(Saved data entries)
-- START --

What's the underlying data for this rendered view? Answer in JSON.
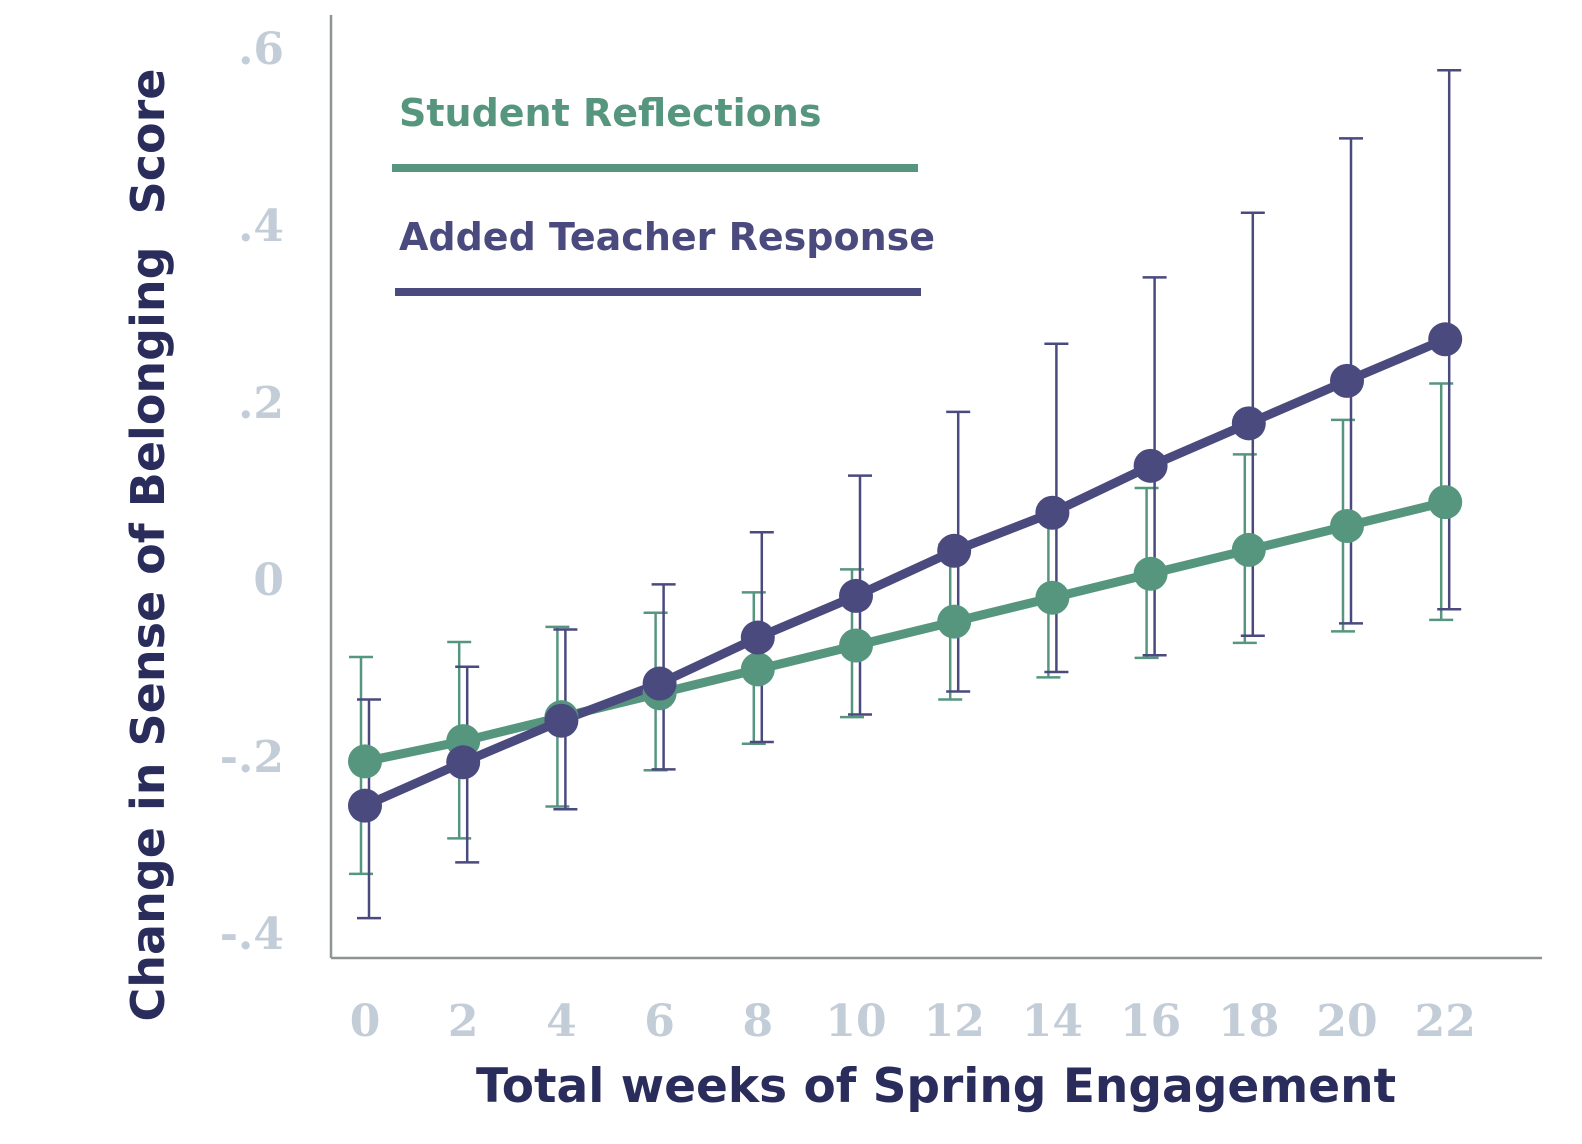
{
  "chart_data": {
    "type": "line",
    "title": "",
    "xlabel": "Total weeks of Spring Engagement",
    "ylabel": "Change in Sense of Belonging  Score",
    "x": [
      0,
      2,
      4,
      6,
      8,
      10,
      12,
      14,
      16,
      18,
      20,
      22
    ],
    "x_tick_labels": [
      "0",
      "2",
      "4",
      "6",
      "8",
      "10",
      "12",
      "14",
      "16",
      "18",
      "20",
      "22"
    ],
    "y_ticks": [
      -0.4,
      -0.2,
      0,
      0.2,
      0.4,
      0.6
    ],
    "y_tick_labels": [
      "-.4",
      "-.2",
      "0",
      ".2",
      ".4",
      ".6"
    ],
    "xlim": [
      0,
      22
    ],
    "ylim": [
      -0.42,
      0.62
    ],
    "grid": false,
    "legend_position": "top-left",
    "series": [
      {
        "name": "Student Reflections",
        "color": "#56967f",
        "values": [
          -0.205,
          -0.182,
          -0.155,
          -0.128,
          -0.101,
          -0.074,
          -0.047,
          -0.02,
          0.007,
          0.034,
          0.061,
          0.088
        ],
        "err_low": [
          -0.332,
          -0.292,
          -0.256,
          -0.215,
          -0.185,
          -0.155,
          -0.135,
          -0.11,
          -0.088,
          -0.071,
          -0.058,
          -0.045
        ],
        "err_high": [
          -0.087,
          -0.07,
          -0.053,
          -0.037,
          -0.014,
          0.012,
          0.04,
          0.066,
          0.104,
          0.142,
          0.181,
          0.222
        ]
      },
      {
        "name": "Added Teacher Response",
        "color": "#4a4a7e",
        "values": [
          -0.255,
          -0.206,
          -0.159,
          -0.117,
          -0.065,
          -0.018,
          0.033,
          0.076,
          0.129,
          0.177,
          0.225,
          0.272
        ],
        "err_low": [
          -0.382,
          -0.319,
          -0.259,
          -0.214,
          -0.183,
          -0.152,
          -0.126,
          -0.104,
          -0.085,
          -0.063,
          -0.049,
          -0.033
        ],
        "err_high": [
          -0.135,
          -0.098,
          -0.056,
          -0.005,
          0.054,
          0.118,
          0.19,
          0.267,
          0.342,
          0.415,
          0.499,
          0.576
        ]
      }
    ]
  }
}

-- END --
-- START --

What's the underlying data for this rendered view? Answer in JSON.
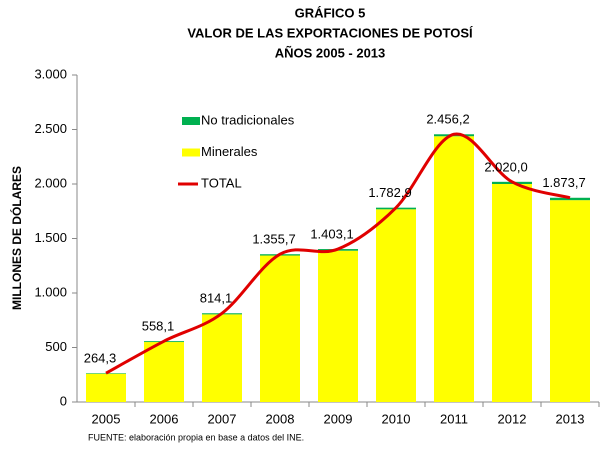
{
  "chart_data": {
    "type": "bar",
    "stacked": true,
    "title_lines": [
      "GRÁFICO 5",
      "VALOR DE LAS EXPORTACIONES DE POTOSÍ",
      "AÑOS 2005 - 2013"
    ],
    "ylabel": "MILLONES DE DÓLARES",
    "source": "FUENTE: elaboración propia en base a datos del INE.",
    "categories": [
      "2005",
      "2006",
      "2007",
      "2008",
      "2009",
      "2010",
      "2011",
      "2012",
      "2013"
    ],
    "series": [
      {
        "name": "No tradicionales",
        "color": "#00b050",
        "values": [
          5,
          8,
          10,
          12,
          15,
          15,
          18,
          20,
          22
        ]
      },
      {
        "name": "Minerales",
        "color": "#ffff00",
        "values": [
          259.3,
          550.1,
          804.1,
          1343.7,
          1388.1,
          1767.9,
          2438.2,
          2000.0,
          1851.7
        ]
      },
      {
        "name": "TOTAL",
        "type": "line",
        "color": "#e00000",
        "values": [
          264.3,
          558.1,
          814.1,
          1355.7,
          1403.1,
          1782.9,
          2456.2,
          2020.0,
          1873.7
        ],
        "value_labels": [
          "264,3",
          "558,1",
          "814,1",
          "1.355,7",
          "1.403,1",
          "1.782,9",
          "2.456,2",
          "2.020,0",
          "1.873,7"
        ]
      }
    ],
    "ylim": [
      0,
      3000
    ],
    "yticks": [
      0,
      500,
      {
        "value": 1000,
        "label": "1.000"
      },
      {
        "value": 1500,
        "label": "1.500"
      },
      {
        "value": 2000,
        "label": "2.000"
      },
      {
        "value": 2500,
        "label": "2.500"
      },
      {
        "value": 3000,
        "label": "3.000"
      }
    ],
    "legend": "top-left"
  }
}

-- END --
-- START --

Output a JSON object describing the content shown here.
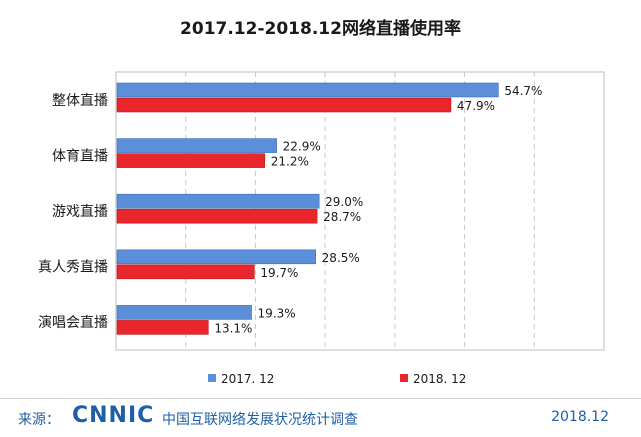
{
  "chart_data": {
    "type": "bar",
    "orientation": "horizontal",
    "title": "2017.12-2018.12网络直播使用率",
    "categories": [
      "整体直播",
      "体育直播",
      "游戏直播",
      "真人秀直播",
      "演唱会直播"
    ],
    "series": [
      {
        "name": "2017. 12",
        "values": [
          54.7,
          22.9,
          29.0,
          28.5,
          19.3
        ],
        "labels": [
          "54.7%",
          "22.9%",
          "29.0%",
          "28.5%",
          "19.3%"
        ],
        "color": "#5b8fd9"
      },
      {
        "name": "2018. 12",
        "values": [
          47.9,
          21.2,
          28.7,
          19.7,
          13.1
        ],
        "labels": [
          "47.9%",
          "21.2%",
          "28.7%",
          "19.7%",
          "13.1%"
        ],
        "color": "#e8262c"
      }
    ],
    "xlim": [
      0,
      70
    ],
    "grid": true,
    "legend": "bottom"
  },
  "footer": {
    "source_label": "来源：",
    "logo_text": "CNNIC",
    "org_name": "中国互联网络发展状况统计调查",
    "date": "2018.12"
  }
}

-- END --

• [STATED PROBLEM] Read the entries and show each line that mentions "type".

• [REPLY]
    "type": "line",
    "type": "bar",
        "type": "line",
    "type": "bar",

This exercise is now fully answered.